(Dataset records)
-------

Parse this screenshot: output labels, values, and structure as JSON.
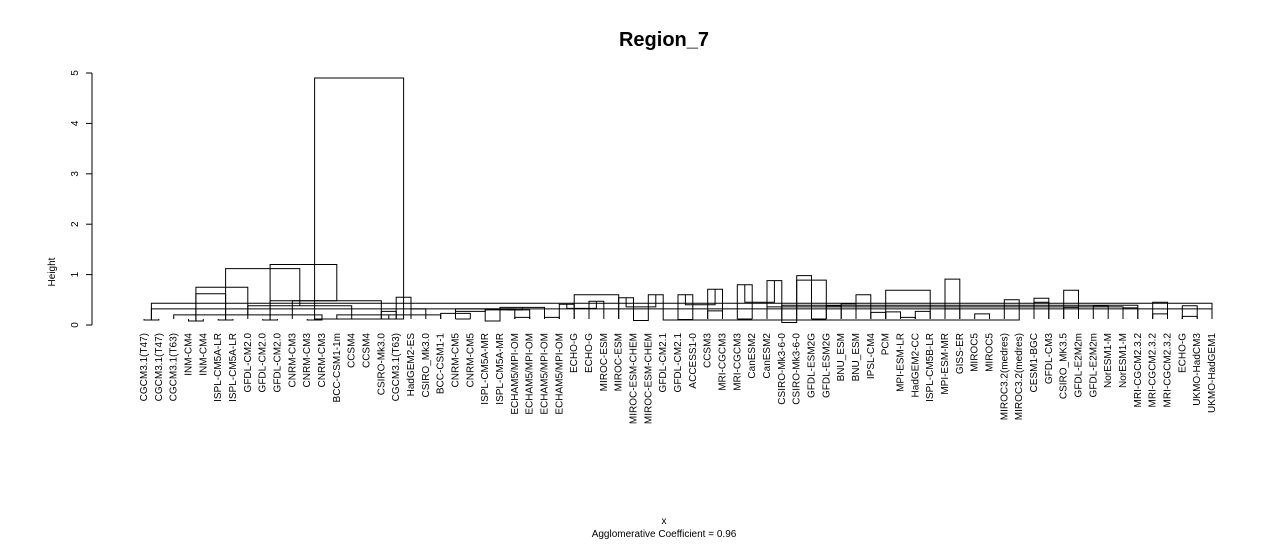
{
  "chart_data": {
    "type": "dendrogram",
    "title": "Region_7",
    "ylabel": "Height",
    "xlabel": "x",
    "subtitle": "Agglomerative Coefficient =  0.96",
    "ylim": [
      0,
      5
    ],
    "yticks": [
      0,
      1,
      2,
      3,
      4,
      5
    ],
    "leaves": [
      "CGCM3.1(T47)",
      "CGCM3.1(T47)",
      "CGCM3.1(T63)",
      "INM-CM4",
      "INM-CM4",
      "ISPL-CM5A-LR",
      "ISPL-CM5A-LR",
      "GFDL-CM2.0",
      "GFDL-CM2.0",
      "GFDL-CM2.0",
      "CNRM-CM3",
      "CNRM-CM3",
      "CNRM-CM3",
      "BCC-CSM1-1m",
      "CCSM4",
      "CCSM4",
      "CSIRO-Mk3.0",
      "CGCM3.1(T63)",
      "HadGEM2-ES",
      "CSIRO_Mk3.0",
      "BCC-CSM1-1",
      "CNRM-CM5",
      "CNRM-CM5",
      "ISPL-CM5A-MR",
      "ISPL-CM5A-MR",
      "ECHAM5/MPI-OM",
      "ECHAM5/MPI-OM",
      "ECHAM5/MPI-OM",
      "ECHAM5/MPI-OM",
      "ECHO-G",
      "ECHO-G",
      "MIROC-ESM",
      "MIROC-ESM",
      "MIROC-ESM-CHEM",
      "MIROC-ESM-CHEM",
      "GFDL-CM2.1",
      "GFDL-CM2.1",
      "ACCESS1-0",
      "CCSM3",
      "MRI-CGCM3",
      "MRI-CGCM3",
      "CanESM2",
      "CanESM2",
      "CSIRO-Mk3-6-0",
      "CSIRO-Mk3-6-0",
      "GFDL-ESM2G",
      "GFDL-ESM2G",
      "BNU_ESM",
      "BNU_ESM",
      "IPSL-CM4",
      "PCM",
      "MPI-ESM-LR",
      "HadGEM2-CC",
      "ISPL-CM5B-LR",
      "MPI-ESM-MR",
      "GISS-ER",
      "MIROC5",
      "MIROC5",
      "MIROC3.2(medres)",
      "MIROC3.2(medres)",
      "CESM1-BGC",
      "GFDL-CM3",
      "CSIRO_MK3.5",
      "GFDL-E2M2m",
      "GFDL-E2M2m",
      "NorESM1-M",
      "NorESM1-M",
      "MRI-CGCM2.3.2",
      "MRI-CGCM2.3.2",
      "MRI-CGCM2.3.2",
      "ECHO-G",
      "UKMO-HadCM3",
      "UKMO-HadGEM1"
    ],
    "merges": [
      [
        0,
        1,
        0.1
      ],
      [
        12,
        2,
        0.2
      ],
      [
        3,
        4,
        0.08
      ],
      [
        5,
        6,
        0.1
      ],
      [
        14,
        7,
        0.38
      ],
      [
        8,
        9,
        0.1
      ],
      [
        16,
        10,
        0.48
      ],
      [
        17,
        18,
        0.55
      ],
      [
        11,
        12,
        0.1
      ],
      [
        20,
        13,
        0.2
      ],
      [
        14,
        15,
        0.12
      ],
      [
        16,
        17,
        0.27
      ],
      [
        18,
        19,
        0.32
      ],
      [
        20,
        22,
        0.23
      ],
      [
        25,
        21,
        0.32
      ],
      [
        26,
        23,
        0.3
      ],
      [
        24,
        27,
        0.35
      ],
      [
        28,
        29,
        0.41
      ],
      [
        30,
        31,
        0.47
      ],
      [
        32,
        33,
        0.54
      ],
      [
        34,
        35,
        0.6
      ],
      [
        36,
        37,
        0.6
      ],
      [
        38,
        39,
        0.71
      ],
      [
        40,
        41,
        0.8
      ],
      [
        42,
        43,
        0.88
      ],
      [
        44,
        45,
        0.98
      ],
      [
        21,
        22,
        0.12
      ],
      [
        23,
        24,
        0.08
      ],
      [
        47,
        46,
        0.38
      ],
      [
        48,
        49,
        0.6
      ],
      [
        25,
        26,
        0.15
      ],
      [
        27,
        28,
        0.15
      ],
      [
        52,
        51,
        0.15
      ],
      [
        29,
        32,
        0.6
      ],
      [
        50,
        53,
        0.69
      ],
      [
        54,
        55,
        0.91
      ],
      [
        33,
        34,
        0.09
      ],
      [
        59,
        35,
        0.1
      ],
      [
        60,
        61,
        0.53
      ],
      [
        62,
        63,
        0.69
      ],
      [
        44,
        46,
        0.89
      ],
      [
        36,
        37,
        0.11
      ],
      [
        38,
        39,
        0.28
      ],
      [
        42,
        66,
        0.36
      ],
      [
        67,
        43,
        0.39
      ],
      [
        68,
        69,
        0.45
      ],
      [
        40,
        41,
        0.12
      ],
      [
        70,
        71,
        0.38
      ],
      [
        72,
        73,
        0.43
      ],
      [
        43,
        44,
        0.05
      ],
      [
        76,
        75,
        0.62
      ],
      [
        45,
        46,
        0.12
      ],
      [
        47,
        48,
        0.42
      ],
      [
        78,
        79,
        0.48
      ],
      [
        80,
        81,
        0.12
      ],
      [
        82,
        83,
        0.12
      ],
      [
        49,
        50,
        0.25
      ],
      [
        50,
        51,
        0.26
      ],
      [
        86,
        87,
        0.27
      ],
      [
        88,
        89,
        0.3
      ],
      [
        90,
        91,
        0.33
      ],
      [
        92,
        93,
        0.36
      ],
      [
        94,
        95,
        0.4
      ],
      [
        96,
        97,
        0.45
      ],
      [
        52,
        53,
        0.27
      ],
      [
        54,
        55,
        0.32
      ],
      [
        56,
        57,
        0.22
      ],
      [
        58,
        59,
        0.5
      ],
      [
        60,
        61,
        0.45
      ],
      [
        62,
        63,
        0.35
      ],
      [
        64,
        65,
        0.38
      ],
      [
        66,
        67,
        0.34
      ],
      [
        68,
        69,
        0.22
      ],
      [
        70,
        71,
        0.17
      ],
      [
        72,
        73,
        0.32
      ],
      [
        74,
        75,
        0.75
      ],
      [
        76,
        77,
        1.12
      ],
      [
        78,
        79,
        1.2
      ],
      [
        80,
        81,
        4.9
      ]
    ]
  }
}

-------

Do this:
Each entry must be retyped word for word, with every image omitted.

Answer to this task:
Parse this screenshot: output labels, values, and structure as JSON.
{
  "chart_data": {
    "type": "dendrogram",
    "title": "Region_7",
    "ylabel": "Height",
    "xlabel": "x",
    "subtitle": "Agglomerative Coefficient =  0.96",
    "ylim": [
      0,
      5
    ],
    "yticks": [
      0,
      1,
      2,
      3,
      4,
      5
    ],
    "leaves": [
      "CGCM3.1(T47)",
      "CGCM3.1(T47)",
      "CGCM3.1(T63)",
      "INM-CM4",
      "INM-CM4",
      "ISPL-CM5A-LR",
      "ISPL-CM5A-LR",
      "GFDL-CM2.0",
      "GFDL-CM2.0",
      "GFDL-CM2.0",
      "CNRM-CM3",
      "CNRM-CM3",
      "CNRM-CM3",
      "BCC-CSM1-1m",
      "CCSM4",
      "CCSM4",
      "CSIRO-Mk3.0",
      "CGCM3.1(T63)",
      "HadGEM2-ES",
      "CSIRO_Mk3.0",
      "BCC-CSM1-1",
      "CNRM-CM5",
      "CNRM-CM5",
      "ISPL-CM5A-MR",
      "ISPL-CM5A-MR",
      "ECHAM5/MPI-OM",
      "ECHAM5/MPI-OM",
      "ECHAM5/MPI-OM",
      "ECHAM5/MPI-OM",
      "ECHO-G",
      "ECHO-G",
      "MIROC-ESM",
      "MIROC-ESM",
      "MIROC-ESM-CHEM",
      "MIROC-ESM-CHEM",
      "GFDL-CM2.1",
      "GFDL-CM2.1",
      "ACCESS1-0",
      "CCSM3",
      "MRI-CGCM3",
      "MRI-CGCM3",
      "CanESM2",
      "CanESM2",
      "CSIRO-Mk3-6-0",
      "CSIRO-Mk3-6-0",
      "GFDL-ESM2G",
      "GFDL-ESM2G",
      "BNU_ESM",
      "BNU_ESM",
      "IPSL-CM4",
      "PCM",
      "MPI-ESM-LR",
      "HadGEM2-CC",
      "ISPL-CM5B-LR",
      "MPI-ESM-MR",
      "GISS-ER",
      "MIROC5",
      "MIROC5",
      "MIROC3.2(medres)",
      "MIROC3.2(medres)",
      "CESM1-BGC",
      "GFDL-CM3",
      "CSIRO_MK3.5",
      "GFDL-E2M2m",
      "GFDL-E2M2m",
      "NorESM1-M",
      "NorESM1-M",
      "MRI-CGCM2.3.2",
      "MRI-CGCM2.3.2",
      "MRI-CGCM2.3.2",
      "ECHO-G",
      "UKMO-HadCM3",
      "UKMO-HadGEM1"
    ],
    "merges": [
      [
        0,
        1,
        0.1
      ],
      [
        12,
        2,
        0.2
      ],
      [
        3,
        4,
        0.08
      ],
      [
        5,
        6,
        0.1
      ],
      [
        14,
        7,
        0.38
      ],
      [
        8,
        9,
        0.1
      ],
      [
        16,
        10,
        0.48
      ],
      [
        17,
        18,
        0.55
      ],
      [
        11,
        12,
        0.1
      ],
      [
        20,
        13,
        0.2
      ],
      [
        14,
        15,
        0.12
      ],
      [
        16,
        17,
        0.27
      ],
      [
        18,
        19,
        0.32
      ],
      [
        20,
        22,
        0.23
      ],
      [
        25,
        21,
        0.32
      ],
      [
        26,
        23,
        0.3
      ],
      [
        24,
        27,
        0.35
      ],
      [
        28,
        29,
        0.41
      ],
      [
        30,
        31,
        0.47
      ],
      [
        32,
        33,
        0.54
      ],
      [
        34,
        35,
        0.6
      ],
      [
        36,
        37,
        0.6
      ],
      [
        38,
        39,
        0.71
      ],
      [
        40,
        41,
        0.8
      ],
      [
        42,
        43,
        0.88
      ],
      [
        44,
        45,
        0.98
      ],
      [
        21,
        22,
        0.12
      ],
      [
        23,
        24,
        0.08
      ],
      [
        47,
        46,
        0.38
      ],
      [
        48,
        49,
        0.6
      ],
      [
        25,
        26,
        0.15
      ],
      [
        27,
        28,
        0.15
      ],
      [
        52,
        51,
        0.15
      ],
      [
        29,
        32,
        0.6
      ],
      [
        50,
        53,
        0.69
      ],
      [
        54,
        55,
        0.91
      ],
      [
        33,
        34,
        0.09
      ],
      [
        59,
        35,
        0.1
      ],
      [
        60,
        61,
        0.53
      ],
      [
        62,
        63,
        0.69
      ],
      [
        44,
        46,
        0.89
      ],
      [
        36,
        37,
        0.11
      ],
      [
        38,
        39,
        0.28
      ],
      [
        42,
        66,
        0.36
      ],
      [
        67,
        43,
        0.39
      ],
      [
        68,
        69,
        0.45
      ],
      [
        40,
        41,
        0.12
      ],
      [
        70,
        71,
        0.38
      ],
      [
        72,
        73,
        0.43
      ],
      [
        43,
        44,
        0.05
      ],
      [
        76,
        75,
        0.62
      ],
      [
        45,
        46,
        0.12
      ],
      [
        47,
        48,
        0.42
      ],
      [
        78,
        79,
        0.48
      ],
      [
        80,
        81,
        0.12
      ],
      [
        82,
        83,
        0.12
      ],
      [
        49,
        50,
        0.25
      ],
      [
        50,
        51,
        0.26
      ],
      [
        86,
        87,
        0.27
      ],
      [
        88,
        89,
        0.3
      ],
      [
        90,
        91,
        0.33
      ],
      [
        92,
        93,
        0.36
      ],
      [
        94,
        95,
        0.4
      ],
      [
        96,
        97,
        0.45
      ],
      [
        52,
        53,
        0.27
      ],
      [
        54,
        55,
        0.32
      ],
      [
        56,
        57,
        0.22
      ],
      [
        58,
        59,
        0.5
      ],
      [
        60,
        61,
        0.45
      ],
      [
        62,
        63,
        0.35
      ],
      [
        64,
        65,
        0.38
      ],
      [
        66,
        67,
        0.34
      ],
      [
        68,
        69,
        0.22
      ],
      [
        70,
        71,
        0.17
      ],
      [
        72,
        73,
        0.32
      ],
      [
        74,
        75,
        0.75
      ],
      [
        76,
        77,
        1.12
      ],
      [
        78,
        79,
        1.2
      ],
      [
        80,
        81,
        4.9
      ]
    ]
  }
}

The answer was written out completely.